#### Task requirements
Reproduce each line of the material precisely.

#### Listing
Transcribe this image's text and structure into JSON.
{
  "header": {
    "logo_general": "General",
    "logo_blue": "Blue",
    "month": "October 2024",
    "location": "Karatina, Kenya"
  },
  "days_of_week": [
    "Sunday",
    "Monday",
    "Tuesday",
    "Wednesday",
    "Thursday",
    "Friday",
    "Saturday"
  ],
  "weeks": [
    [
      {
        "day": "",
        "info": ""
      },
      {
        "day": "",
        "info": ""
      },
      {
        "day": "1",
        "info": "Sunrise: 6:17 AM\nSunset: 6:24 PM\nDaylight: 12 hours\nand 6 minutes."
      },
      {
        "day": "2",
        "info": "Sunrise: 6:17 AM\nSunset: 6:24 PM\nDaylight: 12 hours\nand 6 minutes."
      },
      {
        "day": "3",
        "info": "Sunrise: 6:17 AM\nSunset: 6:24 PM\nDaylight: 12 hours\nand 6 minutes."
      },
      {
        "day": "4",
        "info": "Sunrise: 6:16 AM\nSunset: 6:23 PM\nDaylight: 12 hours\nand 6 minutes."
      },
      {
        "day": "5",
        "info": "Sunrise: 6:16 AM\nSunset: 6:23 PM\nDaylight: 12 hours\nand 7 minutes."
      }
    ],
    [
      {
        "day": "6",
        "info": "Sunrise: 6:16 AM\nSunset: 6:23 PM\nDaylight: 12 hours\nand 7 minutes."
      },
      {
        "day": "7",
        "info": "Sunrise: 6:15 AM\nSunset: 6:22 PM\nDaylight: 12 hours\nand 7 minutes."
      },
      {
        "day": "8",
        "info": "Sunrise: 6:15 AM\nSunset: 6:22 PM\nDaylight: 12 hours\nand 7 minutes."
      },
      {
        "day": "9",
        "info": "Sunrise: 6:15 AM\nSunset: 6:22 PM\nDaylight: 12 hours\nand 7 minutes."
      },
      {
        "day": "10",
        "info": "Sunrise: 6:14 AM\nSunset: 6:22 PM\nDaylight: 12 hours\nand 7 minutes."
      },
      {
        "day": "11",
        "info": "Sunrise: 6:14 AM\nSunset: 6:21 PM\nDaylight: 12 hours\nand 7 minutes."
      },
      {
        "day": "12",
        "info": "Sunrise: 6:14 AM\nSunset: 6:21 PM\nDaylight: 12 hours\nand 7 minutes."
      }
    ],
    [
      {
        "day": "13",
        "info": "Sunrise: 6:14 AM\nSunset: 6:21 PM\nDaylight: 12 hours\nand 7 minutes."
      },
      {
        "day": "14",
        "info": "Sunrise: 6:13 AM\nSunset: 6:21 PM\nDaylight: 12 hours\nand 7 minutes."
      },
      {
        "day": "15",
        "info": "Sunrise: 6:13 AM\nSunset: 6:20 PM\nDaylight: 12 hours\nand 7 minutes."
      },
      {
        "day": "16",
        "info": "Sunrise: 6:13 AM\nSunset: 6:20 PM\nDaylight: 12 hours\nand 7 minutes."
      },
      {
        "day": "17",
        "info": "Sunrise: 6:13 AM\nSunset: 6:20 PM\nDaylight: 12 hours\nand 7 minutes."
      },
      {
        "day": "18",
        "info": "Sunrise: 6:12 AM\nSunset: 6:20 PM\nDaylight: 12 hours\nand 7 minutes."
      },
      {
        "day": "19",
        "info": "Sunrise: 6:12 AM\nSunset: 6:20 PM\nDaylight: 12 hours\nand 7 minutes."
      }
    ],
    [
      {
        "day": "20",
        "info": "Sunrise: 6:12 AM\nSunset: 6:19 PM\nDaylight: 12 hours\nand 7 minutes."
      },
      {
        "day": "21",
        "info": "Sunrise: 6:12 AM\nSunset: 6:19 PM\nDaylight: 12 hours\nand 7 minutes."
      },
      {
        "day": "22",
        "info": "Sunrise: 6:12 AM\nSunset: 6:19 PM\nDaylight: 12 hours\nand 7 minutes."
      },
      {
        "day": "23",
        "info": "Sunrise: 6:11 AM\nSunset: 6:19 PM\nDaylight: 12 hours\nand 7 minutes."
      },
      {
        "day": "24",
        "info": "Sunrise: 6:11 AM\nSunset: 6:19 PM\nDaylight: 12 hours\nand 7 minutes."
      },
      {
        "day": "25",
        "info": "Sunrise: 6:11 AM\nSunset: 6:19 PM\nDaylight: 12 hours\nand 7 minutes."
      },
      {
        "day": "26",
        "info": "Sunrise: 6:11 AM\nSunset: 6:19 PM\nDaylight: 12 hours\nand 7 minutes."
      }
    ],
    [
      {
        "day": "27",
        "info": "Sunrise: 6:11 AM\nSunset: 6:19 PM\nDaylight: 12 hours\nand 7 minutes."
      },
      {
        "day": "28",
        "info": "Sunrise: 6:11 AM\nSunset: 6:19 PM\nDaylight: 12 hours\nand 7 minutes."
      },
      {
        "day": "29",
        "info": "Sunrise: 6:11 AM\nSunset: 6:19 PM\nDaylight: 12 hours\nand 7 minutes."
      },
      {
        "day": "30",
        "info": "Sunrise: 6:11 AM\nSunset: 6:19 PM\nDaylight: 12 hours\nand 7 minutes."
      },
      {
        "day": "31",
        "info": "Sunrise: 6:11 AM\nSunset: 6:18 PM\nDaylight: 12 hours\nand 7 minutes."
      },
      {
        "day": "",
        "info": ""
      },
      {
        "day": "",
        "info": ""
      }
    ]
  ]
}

#### Answer to this problem
Transcribe this image's text and structure into JSON.
{
  "header": {
    "logo_general": "General",
    "logo_blue": "Blue",
    "month": "October 2024",
    "location": "Karatina, Kenya"
  },
  "days_of_week": [
    "Sunday",
    "Monday",
    "Tuesday",
    "Wednesday",
    "Thursday",
    "Friday",
    "Saturday"
  ],
  "weeks": [
    [
      {
        "day": "",
        "info": ""
      },
      {
        "day": "",
        "info": ""
      },
      {
        "day": "1",
        "info": "Sunrise: 6:17 AM\nSunset: 6:24 PM\nDaylight: 12 hours\nand 6 minutes."
      },
      {
        "day": "2",
        "info": "Sunrise: 6:17 AM\nSunset: 6:24 PM\nDaylight: 12 hours\nand 6 minutes."
      },
      {
        "day": "3",
        "info": "Sunrise: 6:17 AM\nSunset: 6:24 PM\nDaylight: 12 hours\nand 6 minutes."
      },
      {
        "day": "4",
        "info": "Sunrise: 6:16 AM\nSunset: 6:23 PM\nDaylight: 12 hours\nand 6 minutes."
      },
      {
        "day": "5",
        "info": "Sunrise: 6:16 AM\nSunset: 6:23 PM\nDaylight: 12 hours\nand 7 minutes."
      }
    ],
    [
      {
        "day": "6",
        "info": "Sunrise: 6:16 AM\nSunset: 6:23 PM\nDaylight: 12 hours\nand 7 minutes."
      },
      {
        "day": "7",
        "info": "Sunrise: 6:15 AM\nSunset: 6:22 PM\nDaylight: 12 hours\nand 7 minutes."
      },
      {
        "day": "8",
        "info": "Sunrise: 6:15 AM\nSunset: 6:22 PM\nDaylight: 12 hours\nand 7 minutes."
      },
      {
        "day": "9",
        "info": "Sunrise: 6:15 AM\nSunset: 6:22 PM\nDaylight: 12 hours\nand 7 minutes."
      },
      {
        "day": "10",
        "info": "Sunrise: 6:14 AM\nSunset: 6:22 PM\nDaylight: 12 hours\nand 7 minutes."
      },
      {
        "day": "11",
        "info": "Sunrise: 6:14 AM\nSunset: 6:21 PM\nDaylight: 12 hours\nand 7 minutes."
      },
      {
        "day": "12",
        "info": "Sunrise: 6:14 AM\nSunset: 6:21 PM\nDaylight: 12 hours\nand 7 minutes."
      }
    ],
    [
      {
        "day": "13",
        "info": "Sunrise: 6:14 AM\nSunset: 6:21 PM\nDaylight: 12 hours\nand 7 minutes."
      },
      {
        "day": "14",
        "info": "Sunrise: 6:13 AM\nSunset: 6:21 PM\nDaylight: 12 hours\nand 7 minutes."
      },
      {
        "day": "15",
        "info": "Sunrise: 6:13 AM\nSunset: 6:20 PM\nDaylight: 12 hours\nand 7 minutes."
      },
      {
        "day": "16",
        "info": "Sunrise: 6:13 AM\nSunset: 6:20 PM\nDaylight: 12 hours\nand 7 minutes."
      },
      {
        "day": "17",
        "info": "Sunrise: 6:13 AM\nSunset: 6:20 PM\nDaylight: 12 hours\nand 7 minutes."
      },
      {
        "day": "18",
        "info": "Sunrise: 6:12 AM\nSunset: 6:20 PM\nDaylight: 12 hours\nand 7 minutes."
      },
      {
        "day": "19",
        "info": "Sunrise: 6:12 AM\nSunset: 6:20 PM\nDaylight: 12 hours\nand 7 minutes."
      }
    ],
    [
      {
        "day": "20",
        "info": "Sunrise: 6:12 AM\nSunset: 6:19 PM\nDaylight: 12 hours\nand 7 minutes."
      },
      {
        "day": "21",
        "info": "Sunrise: 6:12 AM\nSunset: 6:19 PM\nDaylight: 12 hours\nand 7 minutes."
      },
      {
        "day": "22",
        "info": "Sunrise: 6:12 AM\nSunset: 6:19 PM\nDaylight: 12 hours\nand 7 minutes."
      },
      {
        "day": "23",
        "info": "Sunrise: 6:11 AM\nSunset: 6:19 PM\nDaylight: 12 hours\nand 7 minutes."
      },
      {
        "day": "24",
        "info": "Sunrise: 6:11 AM\nSunset: 6:19 PM\nDaylight: 12 hours\nand 7 minutes."
      },
      {
        "day": "25",
        "info": "Sunrise: 6:11 AM\nSunset: 6:19 PM\nDaylight: 12 hours\nand 7 minutes."
      },
      {
        "day": "26",
        "info": "Sunrise: 6:11 AM\nSunset: 6:19 PM\nDaylight: 12 hours\nand 7 minutes."
      }
    ],
    [
      {
        "day": "27",
        "info": "Sunrise: 6:11 AM\nSunset: 6:19 PM\nDaylight: 12 hours\nand 7 minutes."
      },
      {
        "day": "28",
        "info": "Sunrise: 6:11 AM\nSunset: 6:19 PM\nDaylight: 12 hours\nand 7 minutes."
      },
      {
        "day": "29",
        "info": "Sunrise: 6:11 AM\nSunset: 6:19 PM\nDaylight: 12 hours\nand 7 minutes."
      },
      {
        "day": "30",
        "info": "Sunrise: 6:11 AM\nSunset: 6:19 PM\nDaylight: 12 hours\nand 7 minutes."
      },
      {
        "day": "31",
        "info": "Sunrise: 6:11 AM\nSunset: 6:18 PM\nDaylight: 12 hours\nand 7 minutes."
      },
      {
        "day": "",
        "info": ""
      },
      {
        "day": "",
        "info": ""
      }
    ]
  ]
}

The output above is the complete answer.